Direction:
Can you transcribe the data exactly? Leave the pictures out.

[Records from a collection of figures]
%%

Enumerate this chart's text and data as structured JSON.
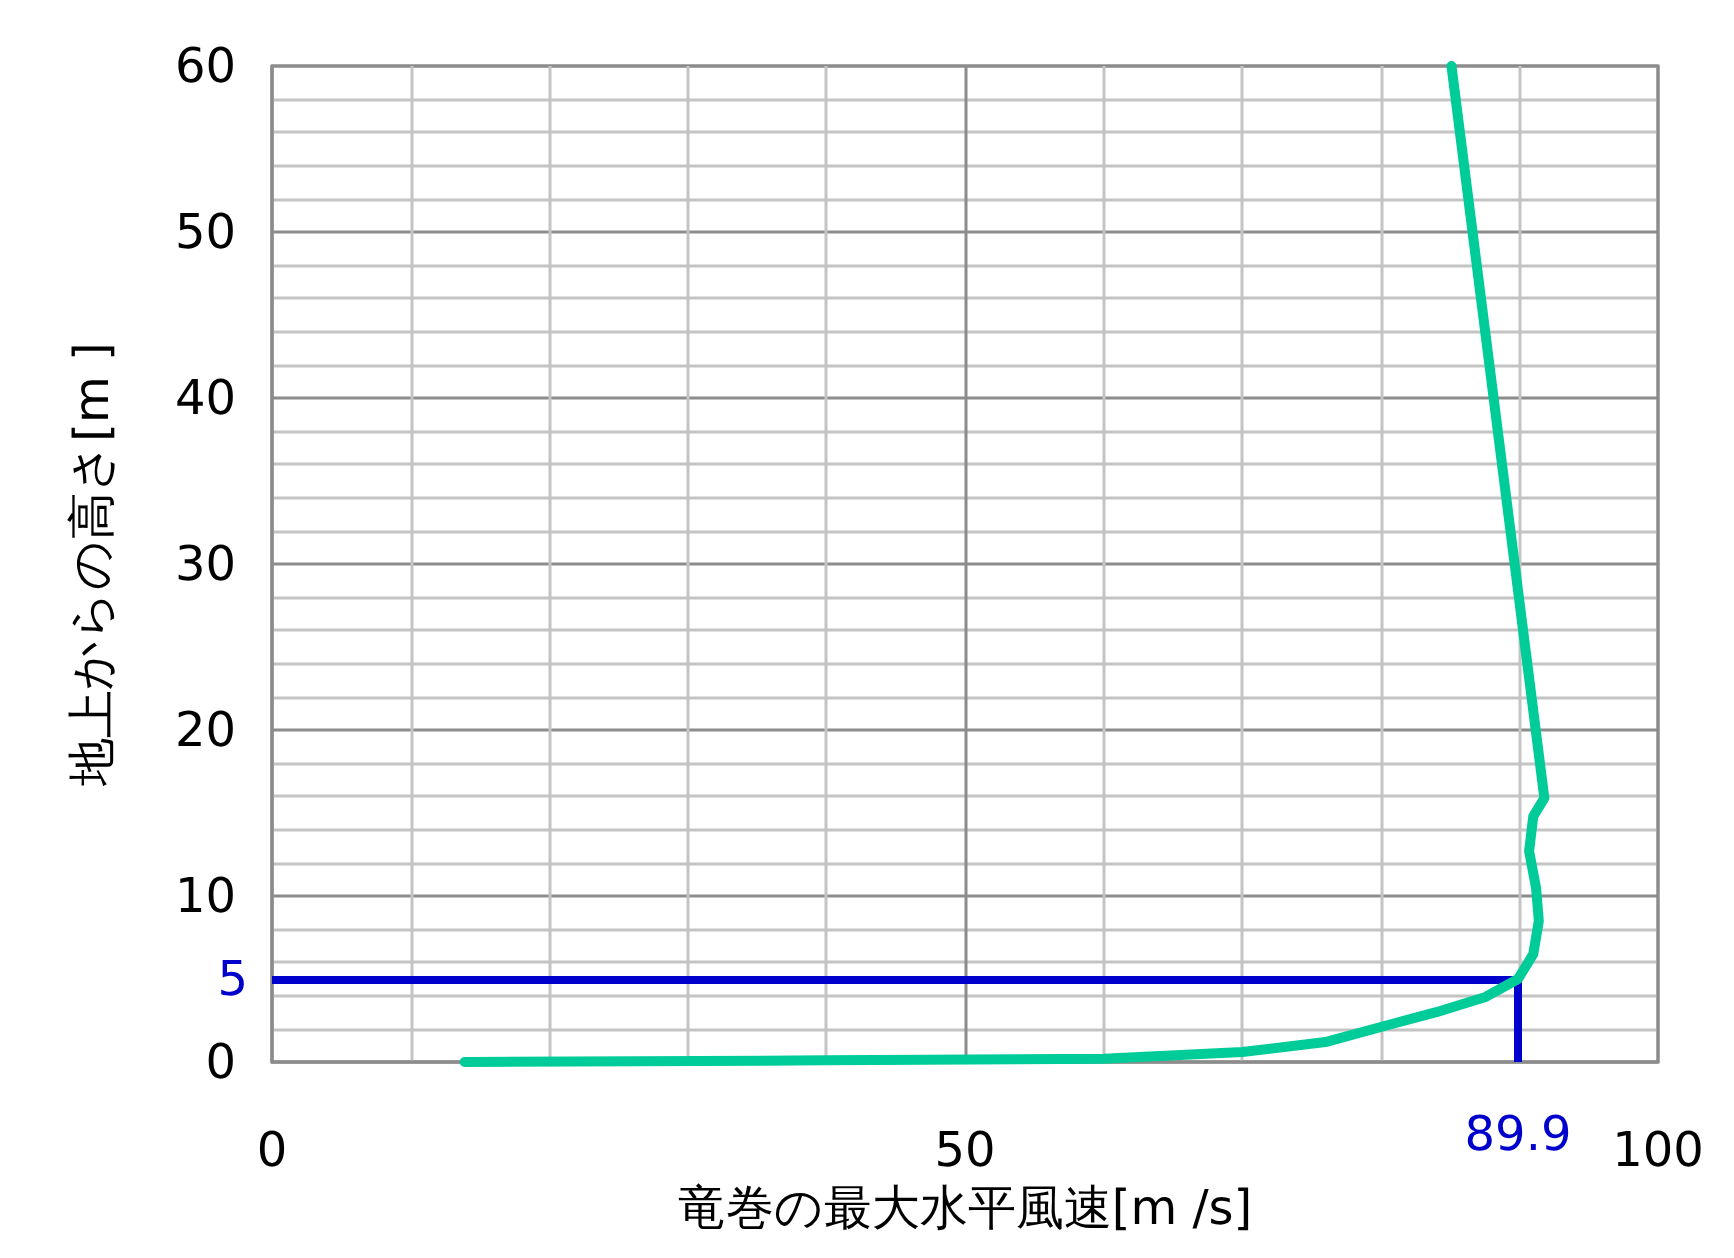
{
  "chart_data": {
    "type": "line",
    "xlabel": "竜巻の最大水平風速[m /s]",
    "ylabel": "地上からの高さ[m ]",
    "xlim": [
      0,
      100
    ],
    "xticks": [
      0,
      {
        "value": 10,
        "label": null
      },
      {
        "value": 20,
        "label": null
      },
      {
        "value": 30,
        "label": null
      },
      {
        "value": 40,
        "label": null
      },
      50,
      {
        "value": 60,
        "label": null
      },
      {
        "value": 70,
        "label": null
      },
      {
        "value": 80,
        "label": null
      },
      {
        "value": 90,
        "label": null
      },
      100
    ],
    "ylim": [
      0,
      60
    ],
    "yticks": [
      0,
      {
        "value": 2,
        "label": null
      },
      {
        "value": 4,
        "label": null
      },
      {
        "value": 6,
        "label": null
      },
      {
        "value": 8,
        "label": null
      },
      10,
      {
        "value": 12,
        "label": null
      },
      {
        "value": 14,
        "label": null
      },
      {
        "value": 16,
        "label": null
      },
      {
        "value": 18,
        "label": null
      },
      20,
      {
        "value": 22,
        "label": null
      },
      {
        "value": 24,
        "label": null
      },
      {
        "value": 26,
        "label": null
      },
      {
        "value": 28,
        "label": null
      },
      30,
      {
        "value": 32,
        "label": null
      },
      {
        "value": 34,
        "label": null
      },
      {
        "value": 36,
        "label": null
      },
      {
        "value": 38,
        "label": null
      },
      40,
      {
        "value": 42,
        "label": null
      },
      {
        "value": 44,
        "label": null
      },
      {
        "value": 46,
        "label": null
      },
      {
        "value": 48,
        "label": null
      },
      50,
      {
        "value": 52,
        "label": null
      },
      {
        "value": 54,
        "label": null
      },
      {
        "value": 56,
        "label": null
      },
      {
        "value": 58,
        "label": null
      },
      60
    ],
    "grid": true,
    "marker": "none",
    "line_style": "solid",
    "series": [
      {
        "color": "#00cc99",
        "x": [
          13.9,
          40,
          60,
          70,
          76,
          80.4,
          84,
          87.5,
          89.9,
          91,
          91.4,
          91.2,
          90.7,
          91,
          91.8,
          85.1
        ],
        "values": [
          0,
          0.1,
          0.2,
          0.6,
          1.2,
          2.2,
          3,
          3.9,
          5,
          6.5,
          8.5,
          10.5,
          12.7,
          14.8,
          15.9,
          60
        ]
      }
    ],
    "ref_lines": [
      {
        "axis": "y",
        "value": 5,
        "label": "5",
        "color": "#0000cc"
      },
      {
        "axis": "x",
        "value": 89.9,
        "label": "89.9",
        "color": "#0000cc"
      }
    ]
  }
}
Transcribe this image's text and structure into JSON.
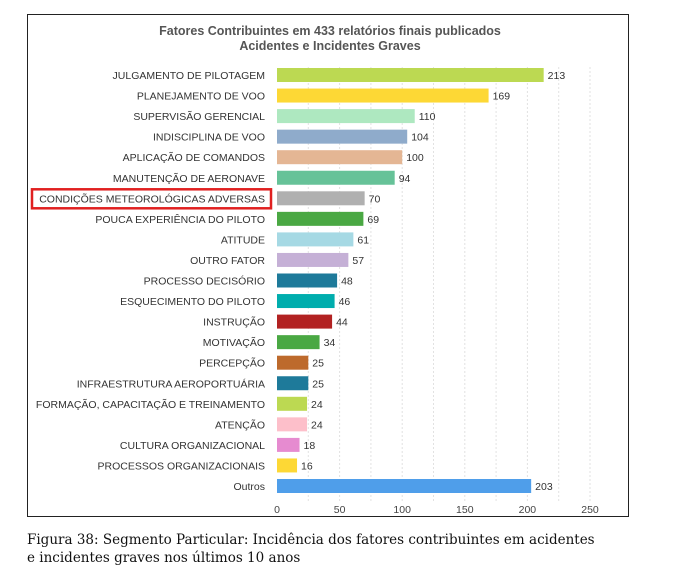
{
  "chart_data": {
    "type": "bar",
    "orientation": "horizontal",
    "title": [
      "Fatores Contribuintes em 433 relatórios finais publicados",
      "Acidentes e Incidentes Graves"
    ],
    "categories": [
      "JULGAMENTO DE PILOTAGEM",
      "PLANEJAMENTO DE VOO",
      "SUPERVISÃO GERENCIAL",
      "INDISCIPLINA DE VOO",
      "APLICAÇÃO DE COMANDOS",
      "MANUTENÇÃO DE AERONAVE",
      "CONDIÇÕES METEOROLÓGICAS ADVERSAS",
      "POUCA EXPERIÊNCIA DO PILOTO",
      "ATITUDE",
      "OUTRO FATOR",
      "PROCESSO DECISÓRIO",
      "ESQUECIMENTO DO PILOTO",
      "INSTRUÇÃO",
      "MOTIVAÇÃO",
      "PERCEPÇÃO",
      "INFRAESTRUTURA AEROPORTUÁRIA",
      "FORMAÇÃO, CAPACITAÇÃO  E  TREINAMENTO",
      "ATENÇÃO",
      "CULTURA ORGANIZACIONAL",
      "PROCESSOS ORGANIZACIONAIS",
      "Outros"
    ],
    "values": [
      213,
      169,
      110,
      104,
      100,
      94,
      70,
      69,
      61,
      57,
      48,
      46,
      44,
      34,
      25,
      25,
      24,
      24,
      18,
      16,
      203
    ],
    "colors": [
      "#bcd952",
      "#fdd835",
      "#aee8c0",
      "#8fabcb",
      "#e4b694",
      "#66c298",
      "#b0b0b0",
      "#4aa843",
      "#a6d9e4",
      "#c5b0d6",
      "#1e7a9a",
      "#00adad",
      "#b22222",
      "#4aa843",
      "#bd6a2c",
      "#1e7a9a",
      "#bcd952",
      "#fdbfca",
      "#e68bd0",
      "#fdd835",
      "#4f9eea"
    ],
    "xlim": [
      0,
      250
    ],
    "xticks": [
      0,
      50,
      100,
      150,
      200,
      250
    ],
    "grid": "vertical dashed",
    "highlighted_category": "CONDIÇÕES METEOROLÓGICAS ADVERSAS",
    "highlight_color": "#e02020"
  },
  "caption": {
    "line1": "Figura 38: Segmento Particular: Incidência dos fatores contribuintes em acidentes",
    "line2": "e incidentes graves nos últimos 10 anos"
  }
}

%%

Expected answer:
Enumerate this chart's text and data as structured JSON.
{
  "chart_data": {
    "type": "line",
    "xlabel": "竜巻の最大水平風速[m /s]",
    "ylabel": "地上からの高さ[m ]",
    "xlim": [
      0,
      100
    ],
    "xticks": [
      0,
      {
        "value": 10,
        "label": null
      },
      {
        "value": 20,
        "label": null
      },
      {
        "value": 30,
        "label": null
      },
      {
        "value": 40,
        "label": null
      },
      50,
      {
        "value": 60,
        "label": null
      },
      {
        "value": 70,
        "label": null
      },
      {
        "value": 80,
        "label": null
      },
      {
        "value": 90,
        "label": null
      },
      100
    ],
    "ylim": [
      0,
      60
    ],
    "yticks": [
      0,
      {
        "value": 2,
        "label": null
      },
      {
        "value": 4,
        "label": null
      },
      {
        "value": 6,
        "label": null
      },
      {
        "value": 8,
        "label": null
      },
      10,
      {
        "value": 12,
        "label": null
      },
      {
        "value": 14,
        "label": null
      },
      {
        "value": 16,
        "label": null
      },
      {
        "value": 18,
        "label": null
      },
      20,
      {
        "value": 22,
        "label": null
      },
      {
        "value": 24,
        "label": null
      },
      {
        "value": 26,
        "label": null
      },
      {
        "value": 28,
        "label": null
      },
      30,
      {
        "value": 32,
        "label": null
      },
      {
        "value": 34,
        "label": null
      },
      {
        "value": 36,
        "label": null
      },
      {
        "value": 38,
        "label": null
      },
      40,
      {
        "value": 42,
        "label": null
      },
      {
        "value": 44,
        "label": null
      },
      {
        "value": 46,
        "label": null
      },
      {
        "value": 48,
        "label": null
      },
      50,
      {
        "value": 52,
        "label": null
      },
      {
        "value": 54,
        "label": null
      },
      {
        "value": 56,
        "label": null
      },
      {
        "value": 58,
        "label": null
      },
      60
    ],
    "grid": true,
    "marker": "none",
    "line_style": "solid",
    "series": [
      {
        "color": "#00cc99",
        "x": [
          13.9,
          40,
          60,
          70,
          76,
          80.4,
          84,
          87.5,
          89.9,
          91,
          91.4,
          91.2,
          90.7,
          91,
          91.8,
          85.1
        ],
        "values": [
          0,
          0.1,
          0.2,
          0.6,
          1.2,
          2.2,
          3,
          3.9,
          5,
          6.5,
          8.5,
          10.5,
          12.7,
          14.8,
          15.9,
          60
        ]
      }
    ],
    "ref_lines": [
      {
        "axis": "y",
        "value": 5,
        "label": "5",
        "color": "#0000cc"
      },
      {
        "axis": "x",
        "value": 89.9,
        "label": "89.9",
        "color": "#0000cc"
      }
    ]
  }
}
Transcribe this image's text and structure into JSON.
{
  "chart_data": {
    "type": "bar",
    "orientation": "horizontal",
    "title": [
      "Fatores Contribuintes em 433 relatórios finais publicados",
      "Acidentes e Incidentes Graves"
    ],
    "categories": [
      "JULGAMENTO DE PILOTAGEM",
      "PLANEJAMENTO DE VOO",
      "SUPERVISÃO GERENCIAL",
      "INDISCIPLINA DE VOO",
      "APLICAÇÃO DE COMANDOS",
      "MANUTENÇÃO DE AERONAVE",
      "CONDIÇÕES METEOROLÓGICAS ADVERSAS",
      "POUCA EXPERIÊNCIA DO PILOTO",
      "ATITUDE",
      "OUTRO FATOR",
      "PROCESSO DECISÓRIO",
      "ESQUECIMENTO DO PILOTO",
      "INSTRUÇÃO",
      "MOTIVAÇÃO",
      "PERCEPÇÃO",
      "INFRAESTRUTURA AEROPORTUÁRIA",
      "FORMAÇÃO, CAPACITAÇÃO  E  TREINAMENTO",
      "ATENÇÃO",
      "CULTURA ORGANIZACIONAL",
      "PROCESSOS ORGANIZACIONAIS",
      "Outros"
    ],
    "values": [
      213,
      169,
      110,
      104,
      100,
      94,
      70,
      69,
      61,
      57,
      48,
      46,
      44,
      34,
      25,
      25,
      24,
      24,
      18,
      16,
      203
    ],
    "colors": [
      "#bcd952",
      "#fdd835",
      "#aee8c0",
      "#8fabcb",
      "#e4b694",
      "#66c298",
      "#b0b0b0",
      "#4aa843",
      "#a6d9e4",
      "#c5b0d6",
      "#1e7a9a",
      "#00adad",
      "#b22222",
      "#4aa843",
      "#bd6a2c",
      "#1e7a9a",
      "#bcd952",
      "#fdbfca",
      "#e68bd0",
      "#fdd835",
      "#4f9eea"
    ],
    "xlim": [
      0,
      250
    ],
    "xticks": [
      0,
      50,
      100,
      150,
      200,
      250
    ],
    "grid": "vertical dashed",
    "highlighted_category": "CONDIÇÕES METEOROLÓGICAS ADVERSAS",
    "highlight_color": "#e02020"
  },
  "caption": {
    "line1": "Figura 38: Segmento Particular: Incidência dos fatores contribuintes em acidentes",
    "line2": "e incidentes graves nos últimos 10 anos"
  }
}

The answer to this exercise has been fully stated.